Problem description: Return the entries verbatim and drop every picture.

Dataset entries:
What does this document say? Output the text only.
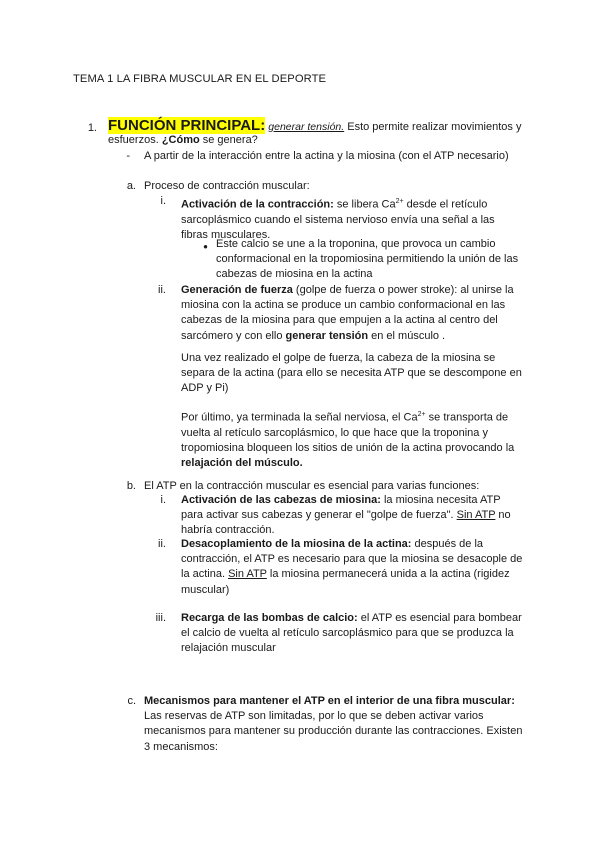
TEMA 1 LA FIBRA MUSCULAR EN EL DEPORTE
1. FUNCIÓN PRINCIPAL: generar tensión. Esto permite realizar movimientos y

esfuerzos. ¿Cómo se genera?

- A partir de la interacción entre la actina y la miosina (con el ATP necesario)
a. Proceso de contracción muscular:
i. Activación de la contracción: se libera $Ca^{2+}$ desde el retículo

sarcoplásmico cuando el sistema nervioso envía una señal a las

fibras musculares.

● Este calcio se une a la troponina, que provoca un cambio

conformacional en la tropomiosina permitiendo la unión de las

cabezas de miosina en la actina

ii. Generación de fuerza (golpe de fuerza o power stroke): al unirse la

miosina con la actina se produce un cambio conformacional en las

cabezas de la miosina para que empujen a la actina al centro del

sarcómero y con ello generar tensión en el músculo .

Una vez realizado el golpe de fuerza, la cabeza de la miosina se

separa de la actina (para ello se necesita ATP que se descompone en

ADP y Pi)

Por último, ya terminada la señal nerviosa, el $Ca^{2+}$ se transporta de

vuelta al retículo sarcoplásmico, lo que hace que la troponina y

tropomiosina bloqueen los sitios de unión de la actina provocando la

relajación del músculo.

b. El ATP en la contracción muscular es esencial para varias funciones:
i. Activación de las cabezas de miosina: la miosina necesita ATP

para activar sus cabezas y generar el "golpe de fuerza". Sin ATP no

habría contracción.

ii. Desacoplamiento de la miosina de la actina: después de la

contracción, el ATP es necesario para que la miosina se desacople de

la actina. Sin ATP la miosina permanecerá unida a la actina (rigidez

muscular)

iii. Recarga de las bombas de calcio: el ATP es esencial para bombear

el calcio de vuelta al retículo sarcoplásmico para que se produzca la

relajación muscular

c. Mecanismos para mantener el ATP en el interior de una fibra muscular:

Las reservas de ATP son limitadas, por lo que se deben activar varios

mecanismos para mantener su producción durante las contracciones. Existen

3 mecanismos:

Answer for this exercise:
What does this document say? Output the text only.
TEMA 1 LA FIBRA MUSCULAR EN EL DEPORTE
1. FUNCIÓN PRINCIPAL: generar tensión. Esto permite realizar movimientos y

esfuerzos. ¿Cómo se genera?

- A partir de la interacción entre la actina y la miosina (con el ATP necesario)
a. Proceso de contracción muscular:
i. Activación de la contracción: se libera $Ca^{2+}$ desde el retículo

sarcoplásmico cuando el sistema nervioso envía una señal a las

fibras musculares.

● Este calcio se une a la troponina, que provoca un cambio

conformacional en la tropomiosina permitiendo la unión de las

cabezas de miosina en la actina

ii. Generación de fuerza (golpe de fuerza o power stroke): al unirse la

miosina con la actina se produce un cambio conformacional en las

cabezas de la miosina para que empujen a la actina al centro del

sarcómero y con ello generar tensión en el músculo .

Una vez realizado el golpe de fuerza, la cabeza de la miosina se

separa de la actina (para ello se necesita ATP que se descompone en

ADP y Pi)

Por último, ya terminada la señal nerviosa, el $Ca^{2+}$ se transporta de

vuelta al retículo sarcoplásmico, lo que hace que la troponina y

tropomiosina bloqueen los sitios de unión de la actina provocando la

relajación del músculo.

b. El ATP en la contracción muscular es esencial para varias funciones:
i. Activación de las cabezas de miosina: la miosina necesita ATP

para activar sus cabezas y generar el "golpe de fuerza". Sin ATP no

habría contracción.

ii. Desacoplamiento de la miosina de la actina: después de la

contracción, el ATP es necesario para que la miosina se desacople de

la actina. Sin ATP la miosina permanecerá unida a la actina (rigidez

muscular)

iii. Recarga de las bombas de calcio: el ATP es esencial para bombear

el calcio de vuelta al retículo sarcoplásmico para que se produzca la

relajación muscular

c. Mecanismos para mantener el ATP en el interior de una fibra muscular:

Las reservas de ATP son limitadas, por lo que se deben activar varios

mecanismos para mantener su producción durante las contracciones. Existen

3 mecanismos:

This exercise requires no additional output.